Quantum Field Theory Path Integral from Lattice Limit

Defining Lattice

In $D$ dimensional spacetime we define each point of a $N \times \dots \times N$ lattice to be indexed by elements of the set

\vec{n} \in [N]^{D}

where $[N]$ is the set of natural numbers smaller than $N$

[N] = {x \in ℕ | x < N}

Create a field configuration assigning a real number to each point on the lattice (although this can be trivialy generalized to spinors, vectors, tensors etc). It can be represented by a $N^{D}$ dimensional vector space over the real numbers

([N]^{D} \to ℝ) ≅ ℝ^{(N^{D})}

A field configuration gives a real number for each point in the lattice

ϕ \in ℝ^{(N^{D})}

And the field configuration can be indexed by a point on the lattice

ϕ_{\vec{n}} \in ℝ

Defining Path Integral

So given a classical action defined by it's Lagrangian density

S [ϕ] = \int_{ℝ^{D}} d \vec{x} ℒ (ψ (\vec{x}), \partial_{a} ψ (\vec{x}) \forall (a \in [D]))

In the definition of the path integral it will be discreetized to

\int 𝒟 ϕ e^{\frac{i}{ℏ} S [ϕ]} : = \lim_{Δ x \to 0} \lim_{N \to \infty} \int (\prod_{\vec{n}} d ϕ_{\vec{n}}) e^{\frac{i}{ℏ} \sum_{\vec{n}} Δ x ℒ (ϕ_{\vec{n}}, \frac{ϕ_{\vec{n} + 𝟏_{k}} - ϕ_{\vec{n}}}{Δ x} \forall (k \in [D]))}

where $𝟏_{k}$ is a basis the vector at index $k$

Transfer matrix

Choose some arbitrary direction and split it off from the others, so $\vec{n} = ⟨ n_{t}, {\vec{n}}_{w} ⟩$ (usually the "time" direction so the other dimensions represent the spacial dimension)

· · · · · · ·

» **Stated task**: Continue the write-up above on defining the path integral as a lattice limit, picking up right after its last sentence.

· · · · · · ·

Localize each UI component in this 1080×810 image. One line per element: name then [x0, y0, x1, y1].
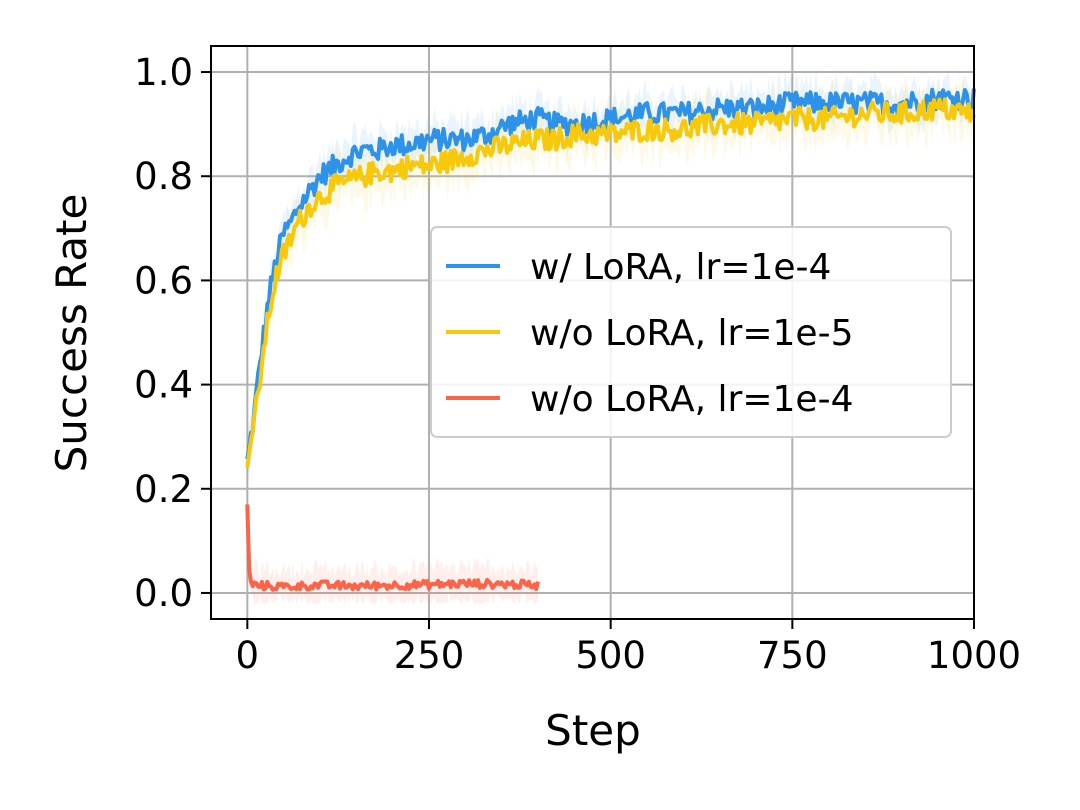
x-tick-label: 0: [236, 634, 260, 677]
legend: w/ LoRA, lr=1e-4 w/o LoRA, lr=1e-5 w/o LoR…: [430, 226, 952, 438]
x-tick-label: 1000: [927, 634, 1021, 677]
series-lines: [245, 87, 976, 592]
y-tick-label: 0.2: [134, 468, 193, 511]
y-tick-label: 0.4: [134, 364, 193, 407]
y-tick-label: 0.8: [134, 155, 193, 198]
axis-ticks: 0 250 500 750 1000 0.0 0.2 0.4 0.6 0.8 1.0: [134, 51, 1021, 677]
x-axis-label: Step: [545, 706, 641, 755]
series-band: [247, 71, 975, 484]
x-tick-label: 750: [757, 634, 828, 677]
series-line: [245, 87, 976, 460]
x-tick-label: 250: [394, 634, 465, 677]
series-band: [247, 485, 539, 604]
x-tick-label: 500: [575, 634, 646, 677]
y-tick-label: 0.0: [134, 572, 193, 615]
series-line: [245, 504, 540, 592]
y-tick-label: 1.0: [134, 51, 193, 94]
legend-label: w/ LoRA, lr=1e-4: [530, 247, 831, 288]
legend-label: w/o LoRA, lr=1e-5: [530, 313, 853, 354]
y-tick-label: 0.6: [134, 259, 193, 302]
plot-frame: [210, 45, 975, 620]
legend-box: [430, 226, 952, 438]
y-axis-label: Success Rate: [47, 194, 96, 473]
legend-label: w/o LoRA, lr=1e-4: [530, 379, 853, 420]
series-line: [245, 97, 976, 468]
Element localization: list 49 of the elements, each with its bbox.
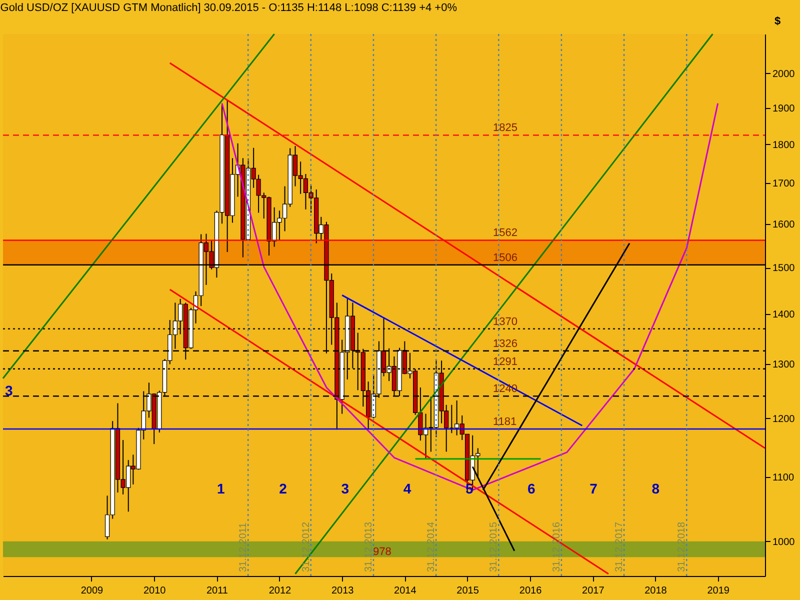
x-tick-label: 2015 <box>456 586 480 596</box>
y-tick-label: 1200 <box>772 414 796 425</box>
annotation: 3 <box>341 480 350 496</box>
x-tick-label: 2014 <box>394 586 417 596</box>
ref-line-label: 1562 <box>493 227 518 240</box>
x-tick-label: 2009 <box>80 586 104 596</box>
ref-line-label: 31.12.2015 <box>488 522 500 572</box>
x-tick-label: 2017 <box>582 586 605 596</box>
x-tick-label: 2011 <box>206 586 228 596</box>
band-label: 978 <box>373 546 392 558</box>
annotation: 2 <box>279 480 288 496</box>
y-tick-label: 2000 <box>772 68 796 80</box>
annotation: 1 <box>217 480 226 496</box>
ref-line-label: 1181 <box>493 416 517 428</box>
ref-line-label: 1825 <box>493 122 518 134</box>
y-tick-label: 1900 <box>772 103 796 114</box>
x-tick-label: 2019 <box>707 586 730 596</box>
x-tick-label: 2013 <box>331 586 354 596</box>
ref-line-label: 1506 <box>493 252 518 264</box>
ref-line-label: 31.12.2013 <box>363 522 374 572</box>
y-tick-label: 1400 <box>772 310 796 321</box>
y-tick-label: 1300 <box>772 360 796 371</box>
ref-line-label: 31.12.2011 <box>238 522 250 572</box>
y-tick-label: 1700 <box>772 178 796 190</box>
ref-line-label: 1240 <box>493 383 518 396</box>
x-tick-label: 2018 <box>644 586 668 596</box>
y-tick-label: 1100 <box>772 472 794 484</box>
ref-line-label: 1326 <box>493 338 518 350</box>
y-tick-label: 1000 <box>772 536 796 548</box>
annotation: 3 <box>5 382 13 399</box>
x-tick-label: 2010 <box>143 586 166 596</box>
ref-line-label: 31.12.2017 <box>614 522 626 572</box>
annotation: 4 <box>403 480 412 496</box>
ref-line-label: 31.12.2014 <box>426 522 438 572</box>
ref-line-label: 31.12.2012 <box>300 522 312 572</box>
ref-line-label: 1370 <box>493 316 518 328</box>
annotation: 6 <box>528 480 536 496</box>
ref-line-label: 1291 <box>493 356 518 368</box>
y-tick-label: 1600 <box>772 220 796 231</box>
ref-line-label: 31.12.2016 <box>551 522 562 572</box>
annotation: 8 <box>652 480 660 496</box>
ref-line-label: 31.12.2018 <box>676 522 688 572</box>
y-tick-label: 1500 <box>772 263 796 274</box>
y-axis-title: $ <box>774 16 781 28</box>
x-tick-label: 2016 <box>519 586 542 596</box>
chart-title: Gold USD/OZ [XAUUSD GTM Monatlich] 30.09.2015 - O:1135 H:1148 L:1098 C:1139 +4 +0% <box>0 2 458 14</box>
annotation: 7 <box>590 480 598 496</box>
x-tick-label: 2012 <box>268 586 292 596</box>
y-tick-label: 1800 <box>772 140 796 151</box>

· · · · · · ·

» **Response to this task**:
= \lim_{Δ x \to 0} \lim_{N \to \infty} \int (\prod_{\vec{n}} d ϕ_{\vec{n}}) e^{\frac{i}{ℏ} \sum_{n_{t}} \sum_{{\vec{n}}_{w}} Δ x ℒ (ϕ_{\vec{n}}, \frac{ϕ_{\vec{n} + 𝟏_{k}} - ϕ_{\vec{n}}}{Δ x} \forall (k \in [D]))}

An exponent of sums becomes a produc of exponent

= \lim_{Δ x \to 0} \lim_{N \to \infty} \int (\prod_{\vec{n}} d ϕ_{\vec{n}}) \prod_{n_{t}} e^{\frac{i}{ℏ} \sum_{{\vec{n}}_{w}} Δ x ℒ (ϕ_{\vec{n}}, \frac{ϕ_{\vec{n} + 𝟏_{k}} - ϕ_{\vec{n}}}{Δ x} \forall (k \in [D]))}

= \lim_{Δ x \to 0} \lim_{N \to \infty} \int \prod_{n_{t}} (\prod_{{\vec{n}}_{w}} d ϕ_{\vec{n}}) e^{\frac{i}{ℏ} \sum_{{\vec{n}}_{w}} Δ x ℒ (ϕ_{\vec{n}}, \frac{ϕ_{\vec{n} + 𝟏_{k}} - ϕ_{\vec{n}}}{Δ x} \forall (k \in [D]))}

Define a transfer matrix $𝐓 \in (ℝ^{(N^{D - 1})} \to ℝ) \times (ℝ^{(N^{D - 1})} \to ℝ) \to ℝ$ . Define each elements of the matrix to be

𝐓 (ϕ_{w, a}, ϕ_{w, b}) = e^{\frac{i}{ℏ} \sum_{{\vec{n}}_{w}} Δ x ℒ (ϕ_{w, a, {\vec{n}}_{w}}, \frac{ϕ_{w, b, {\vec{n}}_{w}} - ϕ_{w, a, {\vec{n}}_{w}}}{Δ x}, \frac{ϕ_{w, a, {\vec{n}}_{w} + 𝟏_{k}} - ϕ_{w, a, {\vec{n}}_{w}}}{Δ x} \forall (k \in w))}

for $ϕ_{w} \in ℝ^{(N^{D - 1})}$ . So the whole matrix is defined by one-hot vectors (more generally any orthonormal basis). So the time derivative is now the difference between the two, while the spacial derivatives are the same. Back to the integral its just now equal to

\lim_{Δ x \to 0} \lim_{N \to \infty} \int \prod_{n_{t}} (\prod_{{\vec{n}}_{w}} d ϕ_{\vec{n}}) 𝐓 (ϕ_{n_{t}, {\vec{n}}_{w}}, ϕ_{n_{t} + 1, {\vec{n}}_{w}})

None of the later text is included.